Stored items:

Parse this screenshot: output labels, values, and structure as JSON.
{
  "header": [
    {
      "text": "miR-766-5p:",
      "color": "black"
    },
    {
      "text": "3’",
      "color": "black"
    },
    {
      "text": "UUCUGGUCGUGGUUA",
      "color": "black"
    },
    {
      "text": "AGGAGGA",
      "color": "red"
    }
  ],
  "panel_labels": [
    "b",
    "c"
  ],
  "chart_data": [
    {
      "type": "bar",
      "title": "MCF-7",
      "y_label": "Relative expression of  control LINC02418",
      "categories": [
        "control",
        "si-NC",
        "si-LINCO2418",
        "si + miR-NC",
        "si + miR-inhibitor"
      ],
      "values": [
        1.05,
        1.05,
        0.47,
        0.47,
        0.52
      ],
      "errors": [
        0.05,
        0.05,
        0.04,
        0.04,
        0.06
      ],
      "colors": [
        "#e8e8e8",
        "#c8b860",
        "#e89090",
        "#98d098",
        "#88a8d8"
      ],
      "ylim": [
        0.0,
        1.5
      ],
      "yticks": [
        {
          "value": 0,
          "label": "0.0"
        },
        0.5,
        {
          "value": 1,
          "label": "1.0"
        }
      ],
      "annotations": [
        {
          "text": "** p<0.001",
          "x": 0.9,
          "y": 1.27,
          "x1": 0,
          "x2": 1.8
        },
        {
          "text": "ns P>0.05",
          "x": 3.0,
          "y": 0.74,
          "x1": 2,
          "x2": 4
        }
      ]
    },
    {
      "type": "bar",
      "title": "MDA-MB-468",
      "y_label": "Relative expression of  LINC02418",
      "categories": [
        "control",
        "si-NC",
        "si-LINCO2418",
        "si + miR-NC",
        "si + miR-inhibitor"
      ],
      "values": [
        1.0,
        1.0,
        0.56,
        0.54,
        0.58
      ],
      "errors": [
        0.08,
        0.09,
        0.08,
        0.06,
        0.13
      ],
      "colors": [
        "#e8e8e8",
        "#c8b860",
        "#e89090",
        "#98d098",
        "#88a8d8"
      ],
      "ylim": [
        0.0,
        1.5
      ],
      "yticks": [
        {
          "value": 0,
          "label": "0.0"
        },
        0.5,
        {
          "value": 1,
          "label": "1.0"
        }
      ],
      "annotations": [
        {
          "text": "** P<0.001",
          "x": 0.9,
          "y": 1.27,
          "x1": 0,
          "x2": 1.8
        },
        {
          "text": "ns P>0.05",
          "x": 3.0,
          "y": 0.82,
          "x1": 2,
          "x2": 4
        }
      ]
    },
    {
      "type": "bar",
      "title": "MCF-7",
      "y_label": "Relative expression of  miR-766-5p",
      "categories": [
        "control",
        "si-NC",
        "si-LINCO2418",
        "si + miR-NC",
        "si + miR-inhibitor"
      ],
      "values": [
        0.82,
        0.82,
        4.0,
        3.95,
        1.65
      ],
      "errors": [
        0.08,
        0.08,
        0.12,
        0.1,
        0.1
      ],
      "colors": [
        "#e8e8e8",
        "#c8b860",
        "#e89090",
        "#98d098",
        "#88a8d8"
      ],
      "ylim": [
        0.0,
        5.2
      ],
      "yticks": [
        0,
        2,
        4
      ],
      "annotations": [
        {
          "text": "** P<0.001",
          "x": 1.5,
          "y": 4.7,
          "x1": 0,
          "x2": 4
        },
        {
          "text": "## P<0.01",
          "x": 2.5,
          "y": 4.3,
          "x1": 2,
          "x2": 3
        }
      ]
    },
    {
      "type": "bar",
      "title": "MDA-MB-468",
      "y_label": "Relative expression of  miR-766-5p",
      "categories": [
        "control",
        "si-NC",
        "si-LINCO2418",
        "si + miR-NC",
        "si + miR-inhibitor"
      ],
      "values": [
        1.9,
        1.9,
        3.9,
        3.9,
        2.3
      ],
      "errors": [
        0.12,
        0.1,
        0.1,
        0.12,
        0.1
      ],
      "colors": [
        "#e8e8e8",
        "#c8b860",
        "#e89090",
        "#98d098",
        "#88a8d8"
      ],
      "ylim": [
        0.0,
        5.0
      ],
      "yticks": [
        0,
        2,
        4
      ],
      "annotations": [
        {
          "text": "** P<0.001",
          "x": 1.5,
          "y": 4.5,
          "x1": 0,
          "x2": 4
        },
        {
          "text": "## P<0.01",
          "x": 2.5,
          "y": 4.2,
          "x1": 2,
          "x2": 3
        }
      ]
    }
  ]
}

WHAT IS BEING ASKED
Every line that holds the string "expression" should be returned.

COMPLETED TASK
      "y_label": "Relative expression of  control LINC02418",
      "y_label": "Relative expression of  LINC02418",
      "y_label": "Relative expression of  miR-766-5p",
      "y_label": "Relative expression of  miR-766-5p",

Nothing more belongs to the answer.